start Record list
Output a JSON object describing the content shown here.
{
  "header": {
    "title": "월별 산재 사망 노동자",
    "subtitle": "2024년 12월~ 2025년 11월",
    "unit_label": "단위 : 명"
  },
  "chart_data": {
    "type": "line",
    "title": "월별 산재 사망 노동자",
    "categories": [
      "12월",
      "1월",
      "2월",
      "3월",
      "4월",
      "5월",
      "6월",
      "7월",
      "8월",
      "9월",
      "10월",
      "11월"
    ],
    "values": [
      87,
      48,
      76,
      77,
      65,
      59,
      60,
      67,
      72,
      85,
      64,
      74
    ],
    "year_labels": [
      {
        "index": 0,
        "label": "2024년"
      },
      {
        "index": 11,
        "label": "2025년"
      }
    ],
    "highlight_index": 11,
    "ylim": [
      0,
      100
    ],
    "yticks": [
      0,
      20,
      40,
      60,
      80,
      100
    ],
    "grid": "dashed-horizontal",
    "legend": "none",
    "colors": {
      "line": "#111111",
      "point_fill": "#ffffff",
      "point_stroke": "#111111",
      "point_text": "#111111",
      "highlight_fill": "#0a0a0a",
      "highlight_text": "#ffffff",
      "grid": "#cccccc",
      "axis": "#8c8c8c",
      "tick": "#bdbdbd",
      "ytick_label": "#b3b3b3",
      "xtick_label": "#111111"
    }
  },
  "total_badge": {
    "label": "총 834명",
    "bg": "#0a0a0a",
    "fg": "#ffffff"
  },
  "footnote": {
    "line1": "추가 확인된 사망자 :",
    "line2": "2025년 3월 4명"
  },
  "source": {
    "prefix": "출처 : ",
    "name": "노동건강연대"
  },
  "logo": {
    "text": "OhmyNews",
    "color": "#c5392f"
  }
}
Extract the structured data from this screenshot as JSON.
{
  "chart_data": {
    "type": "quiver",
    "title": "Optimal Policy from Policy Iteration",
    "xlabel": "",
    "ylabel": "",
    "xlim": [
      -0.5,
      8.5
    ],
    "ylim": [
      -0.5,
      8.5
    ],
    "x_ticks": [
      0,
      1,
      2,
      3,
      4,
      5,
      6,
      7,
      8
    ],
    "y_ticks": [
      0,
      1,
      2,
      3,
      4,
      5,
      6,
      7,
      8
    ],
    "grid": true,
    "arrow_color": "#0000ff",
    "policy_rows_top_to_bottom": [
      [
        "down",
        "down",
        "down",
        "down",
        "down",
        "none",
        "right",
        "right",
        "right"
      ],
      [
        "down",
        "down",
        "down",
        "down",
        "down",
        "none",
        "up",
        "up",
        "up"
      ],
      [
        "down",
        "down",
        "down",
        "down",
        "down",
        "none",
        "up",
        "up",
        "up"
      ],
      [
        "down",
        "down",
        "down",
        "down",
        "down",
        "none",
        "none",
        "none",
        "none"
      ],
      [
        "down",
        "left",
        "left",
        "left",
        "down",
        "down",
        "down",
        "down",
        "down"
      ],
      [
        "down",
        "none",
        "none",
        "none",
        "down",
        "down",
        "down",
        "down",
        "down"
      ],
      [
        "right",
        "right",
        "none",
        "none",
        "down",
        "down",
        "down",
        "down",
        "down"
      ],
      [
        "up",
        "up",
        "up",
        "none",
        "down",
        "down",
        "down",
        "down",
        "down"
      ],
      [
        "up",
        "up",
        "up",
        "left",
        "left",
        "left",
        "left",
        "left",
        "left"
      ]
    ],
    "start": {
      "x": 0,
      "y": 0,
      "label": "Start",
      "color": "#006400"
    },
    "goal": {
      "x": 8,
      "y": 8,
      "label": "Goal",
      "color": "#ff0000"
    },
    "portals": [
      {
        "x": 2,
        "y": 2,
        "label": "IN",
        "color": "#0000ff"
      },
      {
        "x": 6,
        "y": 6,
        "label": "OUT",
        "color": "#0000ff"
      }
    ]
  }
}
end Record list
- Short task -
Recopy all the lines exactly as they appear.

- Response -
Output a JSON object describing the content shown here.
{
  "header": {
    "title": "월별 산재 사망 노동자",
    "subtitle": "2024년 12월~ 2025년 11월",
    "unit_label": "단위 : 명"
  },
  "chart_data": {
    "type": "line",
    "title": "월별 산재 사망 노동자",
    "categories": [
      "12월",
      "1월",
      "2월",
      "3월",
      "4월",
      "5월",
      "6월",
      "7월",
      "8월",
      "9월",
      "10월",
      "11월"
    ],
    "values": [
      87,
      48,
      76,
      77,
      65,
      59,
      60,
      67,
      72,
      85,
      64,
      74
    ],
    "year_labels": [
      {
        "index": 0,
        "label": "2024년"
      },
      {
        "index": 11,
        "label": "2025년"
      }
    ],
    "highlight_index": 11,
    "ylim": [
      0,
      100
    ],
    "yticks": [
      0,
      20,
      40,
      60,
      80,
      100
    ],
    "grid": "dashed-horizontal",
    "legend": "none",
    "colors": {
      "line": "#111111",
      "point_fill": "#ffffff",
      "point_stroke": "#111111",
      "point_text": "#111111",
      "highlight_fill": "#0a0a0a",
      "highlight_text": "#ffffff",
      "grid": "#cccccc",
      "axis": "#8c8c8c",
      "tick": "#bdbdbd",
      "ytick_label": "#b3b3b3",
      "xtick_label": "#111111"
    }
  },
  "total_badge": {
    "label": "총 834명",
    "bg": "#0a0a0a",
    "fg": "#ffffff"
  },
  "footnote": {
    "line1": "추가 확인된 사망자 :",
    "line2": "2025년 3월 4명"
  },
  "source": {
    "prefix": "출처 : ",
    "name": "노동건강연대"
  },
  "logo": {
    "text": "OhmyNews",
    "color": "#c5392f"
  }
}
Extract the structured data from this screenshot as JSON.
{
  "chart_data": {
    "type": "quiver",
    "title": "Optimal Policy from Policy Iteration",
    "xlabel": "",
    "ylabel": "",
    "xlim": [
      -0.5,
      8.5
    ],
    "ylim": [
      -0.5,
      8.5
    ],
    "x_ticks": [
      0,
      1,
      2,
      3,
      4,
      5,
      6,
      7,
      8
    ],
    "y_ticks": [
      0,
      1,
      2,
      3,
      4,
      5,
      6,
      7,
      8
    ],
    "grid": true,
    "arrow_color": "#0000ff",
    "policy_rows_top_to_bottom": [
      [
        "down",
        "down",
        "down",
        "down",
        "down",
        "none",
        "right",
        "right",
        "right"
      ],
      [
        "down",
        "down",
        "down",
        "down",
        "down",
        "none",
        "up",
        "up",
        "up"
      ],
      [
        "down",
        "down",
        "down",
        "down",
        "down",
        "none",
        "up",
        "up",
        "up"
      ],
      [
        "down",
        "down",
        "down",
        "down",
        "down",
        "none",
        "none",
        "none",
        "none"
      ],
      [
        "down",
        "left",
        "left",
        "left",
        "down",
        "down",
        "down",
        "down",
        "down"
      ],
      [
        "down",
        "none",
        "none",
        "none",
        "down",
        "down",
        "down",
        "down",
        "down"
      ],
      [
        "right",
        "right",
        "none",
        "none",
        "down",
        "down",
        "down",
        "down",
        "down"
      ],
      [
        "up",
        "up",
        "up",
        "none",
        "down",
        "down",
        "down",
        "down",
        "down"
      ],
      [
        "up",
        "up",
        "up",
        "left",
        "left",
        "left",
        "left",
        "left",
        "left"
      ]
    ],
    "start": {
      "x": 0,
      "y": 0,
      "label": "Start",
      "color": "#006400"
    },
    "goal": {
      "x": 8,
      "y": 8,
      "label": "Goal",
      "color": "#ff0000"
    },
    "portals": [
      {
        "x": 2,
        "y": 2,
        "label": "IN",
        "color": "#0000ff"
      },
      {
        "x": 6,
        "y": 6,
        "label": "OUT",
        "color": "#0000ff"
      }
    ]
  }
}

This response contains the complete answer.